Problem to solve: Copy, from the entries below, each line where the word "Muhammad" can be found.

• • • •

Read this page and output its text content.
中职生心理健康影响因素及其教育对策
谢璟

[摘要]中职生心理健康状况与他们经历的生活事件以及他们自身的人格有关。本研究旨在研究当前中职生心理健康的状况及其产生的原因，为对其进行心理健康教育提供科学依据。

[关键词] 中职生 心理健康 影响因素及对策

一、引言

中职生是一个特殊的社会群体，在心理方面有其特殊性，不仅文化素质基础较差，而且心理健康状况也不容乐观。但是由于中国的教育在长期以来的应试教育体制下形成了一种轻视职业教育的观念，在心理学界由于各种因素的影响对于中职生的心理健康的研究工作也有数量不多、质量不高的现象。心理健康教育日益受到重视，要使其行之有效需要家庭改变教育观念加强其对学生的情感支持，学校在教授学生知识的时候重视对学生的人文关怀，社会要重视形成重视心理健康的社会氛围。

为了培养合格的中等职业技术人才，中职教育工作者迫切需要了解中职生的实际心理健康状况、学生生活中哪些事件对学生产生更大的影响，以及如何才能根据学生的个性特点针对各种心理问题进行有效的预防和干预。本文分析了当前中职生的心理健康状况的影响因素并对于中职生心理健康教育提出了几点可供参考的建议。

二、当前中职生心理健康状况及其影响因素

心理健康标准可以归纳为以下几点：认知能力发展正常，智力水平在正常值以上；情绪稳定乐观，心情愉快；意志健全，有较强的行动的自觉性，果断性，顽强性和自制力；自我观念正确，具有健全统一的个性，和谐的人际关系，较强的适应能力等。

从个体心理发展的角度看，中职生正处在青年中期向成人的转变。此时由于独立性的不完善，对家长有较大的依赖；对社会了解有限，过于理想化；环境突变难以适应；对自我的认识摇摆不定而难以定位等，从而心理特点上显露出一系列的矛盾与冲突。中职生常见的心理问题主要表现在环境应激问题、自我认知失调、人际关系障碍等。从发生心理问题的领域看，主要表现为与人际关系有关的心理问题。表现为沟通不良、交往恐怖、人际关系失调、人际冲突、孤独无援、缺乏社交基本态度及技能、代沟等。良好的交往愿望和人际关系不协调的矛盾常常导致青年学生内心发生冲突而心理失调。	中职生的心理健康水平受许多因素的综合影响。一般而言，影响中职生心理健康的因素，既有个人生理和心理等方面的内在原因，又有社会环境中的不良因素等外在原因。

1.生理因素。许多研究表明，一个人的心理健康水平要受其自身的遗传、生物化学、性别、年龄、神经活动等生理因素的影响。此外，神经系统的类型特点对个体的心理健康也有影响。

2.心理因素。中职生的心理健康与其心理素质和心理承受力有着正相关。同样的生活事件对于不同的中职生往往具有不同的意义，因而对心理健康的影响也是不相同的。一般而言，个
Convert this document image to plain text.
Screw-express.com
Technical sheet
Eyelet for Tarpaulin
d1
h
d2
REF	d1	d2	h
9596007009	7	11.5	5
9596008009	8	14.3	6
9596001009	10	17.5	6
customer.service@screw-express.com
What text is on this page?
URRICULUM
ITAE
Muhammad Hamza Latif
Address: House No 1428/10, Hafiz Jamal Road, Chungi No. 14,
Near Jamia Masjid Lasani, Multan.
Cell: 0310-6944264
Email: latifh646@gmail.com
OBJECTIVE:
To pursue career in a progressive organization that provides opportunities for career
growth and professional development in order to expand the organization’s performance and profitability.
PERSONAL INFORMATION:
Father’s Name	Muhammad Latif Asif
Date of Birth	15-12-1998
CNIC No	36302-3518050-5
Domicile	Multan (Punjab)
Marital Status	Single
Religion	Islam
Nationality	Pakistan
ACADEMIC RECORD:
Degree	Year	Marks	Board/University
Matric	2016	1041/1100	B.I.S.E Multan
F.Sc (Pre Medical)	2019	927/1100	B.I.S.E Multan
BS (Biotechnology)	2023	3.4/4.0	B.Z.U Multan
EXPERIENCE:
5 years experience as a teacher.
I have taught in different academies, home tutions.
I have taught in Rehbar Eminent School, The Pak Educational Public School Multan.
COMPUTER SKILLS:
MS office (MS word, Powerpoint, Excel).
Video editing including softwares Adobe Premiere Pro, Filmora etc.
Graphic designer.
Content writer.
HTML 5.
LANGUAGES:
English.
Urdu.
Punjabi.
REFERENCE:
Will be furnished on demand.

• • • •

Task result:
Muhammad Hamza Latif
Father’s Name	Muhammad Latif Asif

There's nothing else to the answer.